• **Task requirements**
Print all entries precisely as they are written.

[Stored dataset items]
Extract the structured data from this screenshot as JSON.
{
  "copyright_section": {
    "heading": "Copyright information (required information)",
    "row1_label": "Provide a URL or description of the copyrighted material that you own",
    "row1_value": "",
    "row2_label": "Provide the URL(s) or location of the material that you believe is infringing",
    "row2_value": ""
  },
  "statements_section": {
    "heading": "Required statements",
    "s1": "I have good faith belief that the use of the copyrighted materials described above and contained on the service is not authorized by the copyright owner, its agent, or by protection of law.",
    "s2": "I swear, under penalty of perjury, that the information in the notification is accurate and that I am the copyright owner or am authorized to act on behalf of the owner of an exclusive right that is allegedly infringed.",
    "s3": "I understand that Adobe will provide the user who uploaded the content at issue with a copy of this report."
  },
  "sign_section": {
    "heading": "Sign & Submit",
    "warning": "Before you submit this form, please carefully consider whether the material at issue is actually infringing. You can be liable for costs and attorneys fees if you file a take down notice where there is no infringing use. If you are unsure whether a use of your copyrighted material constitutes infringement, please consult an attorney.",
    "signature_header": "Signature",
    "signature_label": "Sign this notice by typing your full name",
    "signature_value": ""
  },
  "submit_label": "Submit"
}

• **Problem solution**
Extract the structured data from this screenshot as JSON.
{
  "copyright_section": {
    "heading": "Copyright information (required information)",
    "row1_label": "Provide a URL or description of the copyrighted material that you own",
    "row1_value": "",
    "row2_label": "Provide the URL(s) or location of the material that you believe is infringing",
    "row2_value": ""
  },
  "statements_section": {
    "heading": "Required statements",
    "s1": "I have good faith belief that the use of the copyrighted materials described above and contained on the service is not authorized by the copyright owner, its agent, or by protection of law.",
    "s2": "I swear, under penalty of perjury, that the information in the notification is accurate and that I am the copyright owner or am authorized to act on behalf of the owner of an exclusive right that is allegedly infringed.",
    "s3": "I understand that Adobe will provide the user who uploaded the content at issue with a copy of this report."
  },
  "sign_section": {
    "heading": "Sign & Submit",
    "warning": "Before you submit this form, please carefully consider whether the material at issue is actually infringing. You can be liable for costs and attorneys fees if you file a take down notice where there is no infringing use. If you are unsure whether a use of your copyrighted material constitutes infringement, please consult an attorney.",
    "signature_header": "Signature",
    "signature_label": "Sign this notice by typing your full name",
    "signature_value": ""
  },
  "submit_label": "Submit"
}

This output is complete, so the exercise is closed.